Set task — Return the complete listing that follows, with each line reproduced exactly.

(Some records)
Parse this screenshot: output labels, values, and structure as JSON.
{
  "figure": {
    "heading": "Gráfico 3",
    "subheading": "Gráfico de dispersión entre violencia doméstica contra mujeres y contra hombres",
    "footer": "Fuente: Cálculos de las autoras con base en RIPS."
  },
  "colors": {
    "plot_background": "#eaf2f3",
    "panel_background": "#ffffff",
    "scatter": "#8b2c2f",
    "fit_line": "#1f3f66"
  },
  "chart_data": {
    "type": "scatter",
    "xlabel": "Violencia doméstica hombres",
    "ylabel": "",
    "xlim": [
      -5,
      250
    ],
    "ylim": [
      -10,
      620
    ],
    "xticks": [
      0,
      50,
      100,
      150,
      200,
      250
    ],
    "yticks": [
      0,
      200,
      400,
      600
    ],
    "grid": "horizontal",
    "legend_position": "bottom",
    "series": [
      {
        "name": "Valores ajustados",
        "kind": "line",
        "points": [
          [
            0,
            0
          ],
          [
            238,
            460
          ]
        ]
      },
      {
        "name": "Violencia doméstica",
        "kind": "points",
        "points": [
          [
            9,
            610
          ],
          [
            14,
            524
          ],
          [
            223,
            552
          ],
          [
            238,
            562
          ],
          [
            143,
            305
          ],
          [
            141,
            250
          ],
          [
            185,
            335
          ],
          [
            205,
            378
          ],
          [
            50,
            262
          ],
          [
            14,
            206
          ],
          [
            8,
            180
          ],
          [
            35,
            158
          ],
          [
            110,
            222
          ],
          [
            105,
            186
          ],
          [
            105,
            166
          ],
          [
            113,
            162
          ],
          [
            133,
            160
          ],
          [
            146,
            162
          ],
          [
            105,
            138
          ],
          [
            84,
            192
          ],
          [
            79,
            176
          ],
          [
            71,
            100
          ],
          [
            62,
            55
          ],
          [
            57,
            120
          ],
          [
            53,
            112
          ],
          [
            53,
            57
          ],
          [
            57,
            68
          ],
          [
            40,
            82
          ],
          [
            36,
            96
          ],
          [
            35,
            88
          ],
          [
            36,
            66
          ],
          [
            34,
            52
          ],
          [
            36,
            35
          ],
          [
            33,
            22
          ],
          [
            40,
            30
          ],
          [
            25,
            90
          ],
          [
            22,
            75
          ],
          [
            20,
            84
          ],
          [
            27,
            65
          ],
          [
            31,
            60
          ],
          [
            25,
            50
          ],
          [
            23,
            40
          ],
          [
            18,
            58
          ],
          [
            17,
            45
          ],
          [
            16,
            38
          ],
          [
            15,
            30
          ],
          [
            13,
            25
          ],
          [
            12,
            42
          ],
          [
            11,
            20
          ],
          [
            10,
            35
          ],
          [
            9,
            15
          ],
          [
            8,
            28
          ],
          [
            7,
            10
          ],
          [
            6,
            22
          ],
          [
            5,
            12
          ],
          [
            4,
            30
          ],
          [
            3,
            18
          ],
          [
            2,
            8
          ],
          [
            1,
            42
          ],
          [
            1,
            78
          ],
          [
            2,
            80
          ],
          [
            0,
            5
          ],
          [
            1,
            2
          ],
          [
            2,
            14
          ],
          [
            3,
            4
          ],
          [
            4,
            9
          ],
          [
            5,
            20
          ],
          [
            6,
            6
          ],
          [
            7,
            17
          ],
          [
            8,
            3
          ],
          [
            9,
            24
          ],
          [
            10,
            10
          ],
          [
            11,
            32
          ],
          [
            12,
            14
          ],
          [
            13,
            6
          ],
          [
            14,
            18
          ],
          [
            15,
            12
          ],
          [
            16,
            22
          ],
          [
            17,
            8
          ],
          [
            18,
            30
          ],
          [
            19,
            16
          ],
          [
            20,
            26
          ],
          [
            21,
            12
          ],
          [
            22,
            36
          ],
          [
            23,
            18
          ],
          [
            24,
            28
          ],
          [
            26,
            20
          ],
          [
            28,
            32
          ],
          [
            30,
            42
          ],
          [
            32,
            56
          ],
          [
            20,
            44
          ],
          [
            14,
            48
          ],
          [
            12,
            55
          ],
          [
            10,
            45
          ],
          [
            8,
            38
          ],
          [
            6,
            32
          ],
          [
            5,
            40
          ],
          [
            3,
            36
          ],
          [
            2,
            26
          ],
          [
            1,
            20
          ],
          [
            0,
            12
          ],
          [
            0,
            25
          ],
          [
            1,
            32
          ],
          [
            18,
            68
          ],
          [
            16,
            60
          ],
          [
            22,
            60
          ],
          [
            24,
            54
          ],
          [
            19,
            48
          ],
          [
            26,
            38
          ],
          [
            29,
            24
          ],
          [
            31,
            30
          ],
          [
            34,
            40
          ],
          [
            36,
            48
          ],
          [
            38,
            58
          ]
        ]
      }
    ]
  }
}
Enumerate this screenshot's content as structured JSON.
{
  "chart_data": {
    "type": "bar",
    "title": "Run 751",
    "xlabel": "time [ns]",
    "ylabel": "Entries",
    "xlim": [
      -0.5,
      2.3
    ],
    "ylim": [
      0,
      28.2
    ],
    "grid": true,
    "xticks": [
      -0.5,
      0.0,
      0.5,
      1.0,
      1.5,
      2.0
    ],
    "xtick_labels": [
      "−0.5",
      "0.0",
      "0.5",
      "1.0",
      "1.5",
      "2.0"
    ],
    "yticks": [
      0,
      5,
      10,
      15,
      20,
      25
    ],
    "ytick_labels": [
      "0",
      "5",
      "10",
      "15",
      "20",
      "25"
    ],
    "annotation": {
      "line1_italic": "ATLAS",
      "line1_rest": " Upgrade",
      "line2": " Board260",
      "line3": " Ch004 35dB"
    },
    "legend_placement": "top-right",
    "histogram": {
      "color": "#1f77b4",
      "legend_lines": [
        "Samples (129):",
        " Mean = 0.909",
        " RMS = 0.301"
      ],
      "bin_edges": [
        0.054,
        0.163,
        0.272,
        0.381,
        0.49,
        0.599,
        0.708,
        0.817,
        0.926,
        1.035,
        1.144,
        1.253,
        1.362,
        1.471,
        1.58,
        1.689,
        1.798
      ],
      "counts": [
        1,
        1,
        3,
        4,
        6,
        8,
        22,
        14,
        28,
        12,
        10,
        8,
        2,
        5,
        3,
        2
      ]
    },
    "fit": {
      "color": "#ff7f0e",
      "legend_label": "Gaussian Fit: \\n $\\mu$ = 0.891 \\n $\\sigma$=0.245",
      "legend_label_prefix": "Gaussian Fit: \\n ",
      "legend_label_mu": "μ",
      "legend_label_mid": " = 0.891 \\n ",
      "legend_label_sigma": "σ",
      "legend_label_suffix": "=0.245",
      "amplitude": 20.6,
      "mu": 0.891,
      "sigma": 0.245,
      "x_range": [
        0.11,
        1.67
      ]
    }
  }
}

Full response —
Parse this screenshot: output labels, values, and structure as JSON.
{
  "figure": {
    "heading": "Gráfico 3",
    "subheading": "Gráfico de dispersión entre violencia doméstica contra mujeres y contra hombres",
    "footer": "Fuente: Cálculos de las autoras con base en RIPS."
  },
  "colors": {
    "plot_background": "#eaf2f3",
    "panel_background": "#ffffff",
    "scatter": "#8b2c2f",
    "fit_line": "#1f3f66"
  },
  "chart_data": {
    "type": "scatter",
    "xlabel": "Violencia doméstica hombres",
    "ylabel": "",
    "xlim": [
      -5,
      250
    ],
    "ylim": [
      -10,
      620
    ],
    "xticks": [
      0,
      50,
      100,
      150,
      200,
      250
    ],
    "yticks": [
      0,
      200,
      400,
      600
    ],
    "grid": "horizontal",
    "legend_position": "bottom",
    "series": [
      {
        "name": "Valores ajustados",
        "kind": "line",
        "points": [
          [
            0,
            0
          ],
          [
            238,
            460
          ]
        ]
      },
      {
        "name": "Violencia doméstica",
        "kind": "points",
        "points": [
          [
            9,
            610
          ],
          [
            14,
            524
          ],
          [
            223,
            552
          ],
          [
            238,
            562
          ],
          [
            143,
            305
          ],
          [
            141,
            250
          ],
          [
            185,
            335
          ],
          [
            205,
            378
          ],
          [
            50,
            262
          ],
          [
            14,
            206
          ],
          [
            8,
            180
          ],
          [
            35,
            158
          ],
          [
            110,
            222
          ],
          [
            105,
            186
          ],
          [
            105,
            166
          ],
          [
            113,
            162
          ],
          [
            133,
            160
          ],
          [
            146,
            162
          ],
          [
            105,
            138
          ],
          [
            84,
            192
          ],
          [
            79,
            176
          ],
          [
            71,
            100
          ],
          [
            62,
            55
          ],
          [
            57,
            120
          ],
          [
            53,
            112
          ],
          [
            53,
            57
          ],
          [
            57,
            68
          ],
          [
            40,
            82
          ],
          [
            36,
            96
          ],
          [
            35,
            88
          ],
          [
            36,
            66
          ],
          [
            34,
            52
          ],
          [
            36,
            35
          ],
          [
            33,
            22
          ],
          [
            40,
            30
          ],
          [
            25,
            90
          ],
          [
            22,
            75
          ],
          [
            20,
            84
          ],
          [
            27,
            65
          ],
          [
            31,
            60
          ],
          [
            25,
            50
          ],
          [
            23,
            40
          ],
          [
            18,
            58
          ],
          [
            17,
            45
          ],
          [
            16,
            38
          ],
          [
            15,
            30
          ],
          [
            13,
            25
          ],
          [
            12,
            42
          ],
          [
            11,
            20
          ],
          [
            10,
            35
          ],
          [
            9,
            15
          ],
          [
            8,
            28
          ],
          [
            7,
            10
          ],
          [
            6,
            22
          ],
          [
            5,
            12
          ],
          [
            4,
            30
          ],
          [
            3,
            18
          ],
          [
            2,
            8
          ],
          [
            1,
            42
          ],
          [
            1,
            78
          ],
          [
            2,
            80
          ],
          [
            0,
            5
          ],
          [
            1,
            2
          ],
          [
            2,
            14
          ],
          [
            3,
            4
          ],
          [
            4,
            9
          ],
          [
            5,
            20
          ],
          [
            6,
            6
          ],
          [
            7,
            17
          ],
          [
            8,
            3
          ],
          [
            9,
            24
          ],
          [
            10,
            10
          ],
          [
            11,
            32
          ],
          [
            12,
            14
          ],
          [
            13,
            6
          ],
          [
            14,
            18
          ],
          [
            15,
            12
          ],
          [
            16,
            22
          ],
          [
            17,
            8
          ],
          [
            18,
            30
          ],
          [
            19,
            16
          ],
          [
            20,
            26
          ],
          [
            21,
            12
          ],
          [
            22,
            36
          ],
          [
            23,
            18
          ],
          [
            24,
            28
          ],
          [
            26,
            20
          ],
          [
            28,
            32
          ],
          [
            30,
            42
          ],
          [
            32,
            56
          ],
          [
            20,
            44
          ],
          [
            14,
            48
          ],
          [
            12,
            55
          ],
          [
            10,
            45
          ],
          [
            8,
            38
          ],
          [
            6,
            32
          ],
          [
            5,
            40
          ],
          [
            3,
            36
          ],
          [
            2,
            26
          ],
          [
            1,
            20
          ],
          [
            0,
            12
          ],
          [
            0,
            25
          ],
          [
            1,
            32
          ],
          [
            18,
            68
          ],
          [
            16,
            60
          ],
          [
            22,
            60
          ],
          [
            24,
            54
          ],
          [
            19,
            48
          ],
          [
            26,
            38
          ],
          [
            29,
            24
          ],
          [
            31,
            30
          ],
          [
            34,
            40
          ],
          [
            36,
            48
          ],
          [
            38,
            58
          ]
        ]
      }
    ]
  }
}
Enumerate this screenshot's content as structured JSON.
{
  "chart_data": {
    "type": "bar",
    "title": "Run 751",
    "xlabel": "time [ns]",
    "ylabel": "Entries",
    "xlim": [
      -0.5,
      2.3
    ],
    "ylim": [
      0,
      28.2
    ],
    "grid": true,
    "xticks": [
      -0.5,
      0.0,
      0.5,
      1.0,
      1.5,
      2.0
    ],
    "xtick_labels": [
      "−0.5",
      "0.0",
      "0.5",
      "1.0",
      "1.5",
      "2.0"
    ],
    "yticks": [
      0,
      5,
      10,
      15,
      20,
      25
    ],
    "ytick_labels": [
      "0",
      "5",
      "10",
      "15",
      "20",
      "25"
    ],
    "annotation": {
      "line1_italic": "ATLAS",
      "line1_rest": " Upgrade",
      "line2": " Board260",
      "line3": " Ch004 35dB"
    },
    "legend_placement": "top-right",
    "histogram": {
      "color": "#1f77b4",
      "legend_lines": [
        "Samples (129):",
        " Mean = 0.909",
        " RMS = 0.301"
      ],
      "bin_edges": [
        0.054,
        0.163,
        0.272,
        0.381,
        0.49,
        0.599,
        0.708,
        0.817,
        0.926,
        1.035,
        1.144,
        1.253,
        1.362,
        1.471,
        1.58,
        1.689,
        1.798
      ],
      "counts": [
        1,
        1,
        3,
        4,
        6,
        8,
        22,
        14,
        28,
        12,
        10,
        8,
        2,
        5,
        3,
        2
      ]
    },
    "fit": {
      "color": "#ff7f0e",
      "legend_label": "Gaussian Fit: \\n $\\mu$ = 0.891 \\n $\\sigma$=0.245",
      "legend_label_prefix": "Gaussian Fit: \\n ",
      "legend_label_mu": "μ",
      "legend_label_mid": " = 0.891 \\n ",
      "legend_label_sigma": "σ",
      "legend_label_suffix": "=0.245",
      "amplitude": 20.6,
      "mu": 0.891,
      "sigma": 0.245,
      "x_range": [
        0.11,
        1.67
      ]
    }
  }
}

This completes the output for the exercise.